> _SHORT TASK_: Write out each line of the material again, word for word.

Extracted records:
--- START ---

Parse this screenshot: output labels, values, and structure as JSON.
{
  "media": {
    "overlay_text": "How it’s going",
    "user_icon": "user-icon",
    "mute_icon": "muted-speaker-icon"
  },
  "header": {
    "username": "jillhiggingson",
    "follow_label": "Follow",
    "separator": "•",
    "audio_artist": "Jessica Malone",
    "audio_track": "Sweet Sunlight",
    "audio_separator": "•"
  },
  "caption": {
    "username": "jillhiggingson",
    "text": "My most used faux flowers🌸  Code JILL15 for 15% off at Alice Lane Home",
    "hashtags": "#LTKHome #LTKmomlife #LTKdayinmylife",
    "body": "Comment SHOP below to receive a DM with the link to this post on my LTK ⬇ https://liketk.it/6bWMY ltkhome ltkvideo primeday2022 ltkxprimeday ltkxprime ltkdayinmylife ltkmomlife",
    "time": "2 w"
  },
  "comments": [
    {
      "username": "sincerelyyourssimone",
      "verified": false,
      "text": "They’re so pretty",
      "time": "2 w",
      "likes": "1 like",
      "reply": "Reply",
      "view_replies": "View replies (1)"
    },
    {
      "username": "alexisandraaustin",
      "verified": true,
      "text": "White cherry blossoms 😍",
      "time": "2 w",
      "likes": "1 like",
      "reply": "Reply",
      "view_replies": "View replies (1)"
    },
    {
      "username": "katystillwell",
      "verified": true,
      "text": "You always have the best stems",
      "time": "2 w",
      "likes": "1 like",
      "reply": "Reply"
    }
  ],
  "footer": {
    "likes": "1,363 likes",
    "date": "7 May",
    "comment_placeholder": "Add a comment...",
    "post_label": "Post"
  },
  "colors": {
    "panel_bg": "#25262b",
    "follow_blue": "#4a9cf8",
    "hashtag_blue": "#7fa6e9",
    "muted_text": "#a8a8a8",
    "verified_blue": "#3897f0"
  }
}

--- END ---

> _IN RESPONSE_:
Parse this screenshot: output labels, values, and structure as JSON.
{
  "media": {
    "overlay_text": "How it’s going",
    "user_icon": "user-icon",
    "mute_icon": "muted-speaker-icon"
  },
  "header": {
    "username": "jillhiggingson",
    "follow_label": "Follow",
    "separator": "•",
    "audio_artist": "Jessica Malone",
    "audio_track": "Sweet Sunlight",
    "audio_separator": "•"
  },
  "caption": {
    "username": "jillhiggingson",
    "text": "My most used faux flowers🌸  Code JILL15 for 15% off at Alice Lane Home",
    "hashtags": "#LTKHome #LTKmomlife #LTKdayinmylife",
    "body": "Comment SHOP below to receive a DM with the link to this post on my LTK ⬇ https://liketk.it/6bWMY ltkhome ltkvideo primeday2022 ltkxprimeday ltkxprime ltkdayinmylife ltkmomlife",
    "time": "2 w"
  },
  "comments": [
    {
      "username": "sincerelyyourssimone",
      "verified": false,
      "text": "They’re so pretty",
      "time": "2 w",
      "likes": "1 like",
      "reply": "Reply",
      "view_replies": "View replies (1)"
    },
    {
      "username": "alexisandraaustin",
      "verified": true,
      "text": "White cherry blossoms 😍",
      "time": "2 w",
      "likes": "1 like",
      "reply": "Reply",
      "view_replies": "View replies (1)"
    },
    {
      "username": "katystillwell",
      "verified": true,
      "text": "You always have the best stems",
      "time": "2 w",
      "likes": "1 like",
      "reply": "Reply"
    }
  ],
  "footer": {
    "likes": "1,363 likes",
    "date": "7 May",
    "comment_placeholder": "Add a comment...",
    "post_label": "Post"
  },
  "colors": {
    "panel_bg": "#25262b",
    "follow_blue": "#4a9cf8",
    "hashtag_blue": "#7fa6e9",
    "muted_text": "#a8a8a8",
    "verified_blue": "#3897f0"
  }
}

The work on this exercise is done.